Do this
Restate the whole listing word for word. Pictures are left out.

Raw records
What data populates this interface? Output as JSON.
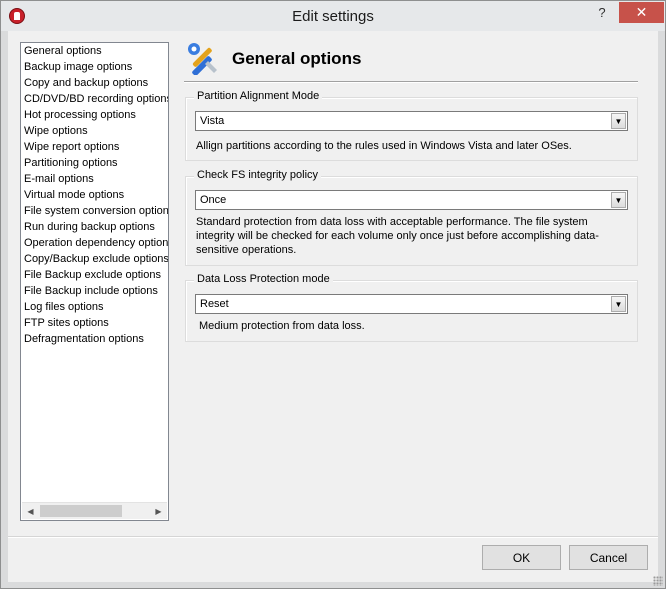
{
  "window": {
    "title": "Edit settings",
    "help_label": "?",
    "close_label": "✕"
  },
  "sidebar": {
    "items": [
      "General options",
      "Backup image options",
      "Copy and backup options",
      "CD/DVD/BD recording options",
      "Hot processing options",
      "Wipe options",
      "Wipe report options",
      "Partitioning options",
      "E-mail options",
      "Virtual mode options",
      "File system conversion options",
      "Run during backup options",
      "Operation dependency options",
      "Copy/Backup exclude options",
      "File Backup exclude options",
      "File Backup include options",
      "Log files options",
      "FTP sites options",
      "Defragmentation options"
    ],
    "selected_index": 0
  },
  "header": {
    "title": "General options",
    "icon": "tools-icon"
  },
  "groups": [
    {
      "legend": "Partition Alignment Mode",
      "value": "Vista",
      "description": "Allign partitions according to the rules used in Windows Vista and later OSes."
    },
    {
      "legend": "Check FS integrity policy",
      "value": "Once",
      "description": "Standard protection from data loss with acceptable performance. The file system integrity will be checked for each volume only once just before accomplishing data-sensitive operations."
    },
    {
      "legend": "Data Loss Protection mode",
      "value": "Reset",
      "description": "Medium protection from data loss."
    }
  ],
  "buttons": {
    "ok": "OK",
    "cancel": "Cancel"
  },
  "colors": {
    "accent": "#c7524a",
    "selection": "#ffffff"
  }
}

Correct answer
What data populates this interface? Output as JSON.
{
  "window": {
    "title": "Edit settings",
    "help_label": "?",
    "close_label": "✕"
  },
  "sidebar": {
    "items": [
      "General options",
      "Backup image options",
      "Copy and backup options",
      "CD/DVD/BD recording options",
      "Hot processing options",
      "Wipe options",
      "Wipe report options",
      "Partitioning options",
      "E-mail options",
      "Virtual mode options",
      "File system conversion options",
      "Run during backup options",
      "Operation dependency options",
      "Copy/Backup exclude options",
      "File Backup exclude options",
      "File Backup include options",
      "Log files options",
      "FTP sites options",
      "Defragmentation options"
    ],
    "selected_index": 0
  },
  "header": {
    "title": "General options",
    "icon": "tools-icon"
  },
  "groups": [
    {
      "legend": "Partition Alignment Mode",
      "value": "Vista",
      "description": "Allign partitions according to the rules used in Windows Vista and later OSes."
    },
    {
      "legend": "Check FS integrity policy",
      "value": "Once",
      "description": "Standard protection from data loss with acceptable performance. The file system integrity will be checked for each volume only once just before accomplishing data-sensitive operations."
    },
    {
      "legend": "Data Loss Protection mode",
      "value": "Reset",
      "description": "Medium protection from data loss."
    }
  ],
  "buttons": {
    "ok": "OK",
    "cancel": "Cancel"
  },
  "colors": {
    "accent": "#c7524a",
    "selection": "#ffffff"
  }
}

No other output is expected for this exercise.